◆ Your task ◆
Print all of the data exactly.

◆ Data shown ◆

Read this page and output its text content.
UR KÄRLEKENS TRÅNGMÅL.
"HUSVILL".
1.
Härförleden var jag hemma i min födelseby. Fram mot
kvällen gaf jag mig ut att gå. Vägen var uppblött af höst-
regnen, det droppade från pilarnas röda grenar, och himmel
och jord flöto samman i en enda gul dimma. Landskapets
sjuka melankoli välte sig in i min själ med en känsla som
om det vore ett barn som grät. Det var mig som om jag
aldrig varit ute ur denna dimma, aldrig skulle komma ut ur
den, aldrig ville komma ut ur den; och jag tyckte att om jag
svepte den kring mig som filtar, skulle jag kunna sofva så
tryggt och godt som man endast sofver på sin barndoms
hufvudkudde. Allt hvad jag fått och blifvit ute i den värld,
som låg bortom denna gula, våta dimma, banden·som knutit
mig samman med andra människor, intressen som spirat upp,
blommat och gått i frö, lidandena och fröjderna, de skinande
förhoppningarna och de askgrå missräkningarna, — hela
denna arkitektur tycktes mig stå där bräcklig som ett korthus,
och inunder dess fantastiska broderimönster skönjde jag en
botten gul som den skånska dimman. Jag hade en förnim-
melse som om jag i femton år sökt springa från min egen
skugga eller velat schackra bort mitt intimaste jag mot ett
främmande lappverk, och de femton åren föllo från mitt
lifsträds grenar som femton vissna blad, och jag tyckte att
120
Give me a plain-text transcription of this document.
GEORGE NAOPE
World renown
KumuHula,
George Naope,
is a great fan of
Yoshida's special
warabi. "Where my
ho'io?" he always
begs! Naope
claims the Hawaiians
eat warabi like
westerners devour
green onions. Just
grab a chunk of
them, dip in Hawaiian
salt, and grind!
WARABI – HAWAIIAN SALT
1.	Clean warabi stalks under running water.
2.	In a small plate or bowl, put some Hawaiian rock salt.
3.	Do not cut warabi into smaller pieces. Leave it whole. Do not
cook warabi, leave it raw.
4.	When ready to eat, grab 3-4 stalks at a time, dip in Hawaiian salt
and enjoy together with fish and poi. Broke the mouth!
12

◆ Correct response ◆
Read this page and output its text content.
UR KÄRLEKENS TRÅNGMÅL.
"HUSVILL".
1.
Härförleden var jag hemma i min födelseby. Fram mot
kvällen gaf jag mig ut att gå. Vägen var uppblött af höst-
regnen, det droppade från pilarnas röda grenar, och himmel
och jord flöto samman i en enda gul dimma. Landskapets
sjuka melankoli välte sig in i min själ med en känsla som
om det vore ett barn som grät. Det var mig som om jag
aldrig varit ute ur denna dimma, aldrig skulle komma ut ur
den, aldrig ville komma ut ur den; och jag tyckte att om jag
svepte den kring mig som filtar, skulle jag kunna sofva så
tryggt och godt som man endast sofver på sin barndoms
hufvudkudde. Allt hvad jag fått och blifvit ute i den värld,
som låg bortom denna gula, våta dimma, banden·som knutit
mig samman med andra människor, intressen som spirat upp,
blommat och gått i frö, lidandena och fröjderna, de skinande
förhoppningarna och de askgrå missräkningarna, — hela
denna arkitektur tycktes mig stå där bräcklig som ett korthus,
och inunder dess fantastiska broderimönster skönjde jag en
botten gul som den skånska dimman. Jag hade en förnim-
melse som om jag i femton år sökt springa från min egen
skugga eller velat schackra bort mitt intimaste jag mot ett
främmande lappverk, och de femton åren föllo från mitt
lifsträds grenar som femton vissna blad, och jag tyckte att
120
Give me a plain-text transcription of this document.
GEORGE NAOPE
World renown
KumuHula,
George Naope,
is a great fan of
Yoshida's special
warabi. "Where my
ho'io?" he always
begs! Naope
claims the Hawaiians
eat warabi like
westerners devour
green onions. Just
grab a chunk of
them, dip in Hawaiian
salt, and grind!
WARABI – HAWAIIAN SALT
1.	Clean warabi stalks under running water.
2.	In a small plate or bowl, put some Hawaiian rock salt.
3.	Do not cut warabi into smaller pieces. Leave it whole. Do not
cook warabi, leave it raw.
4.	When ready to eat, grab 3-4 stalks at a time, dip in Hawaiian salt
and enjoy together with fish and poi. Broke the mouth!
12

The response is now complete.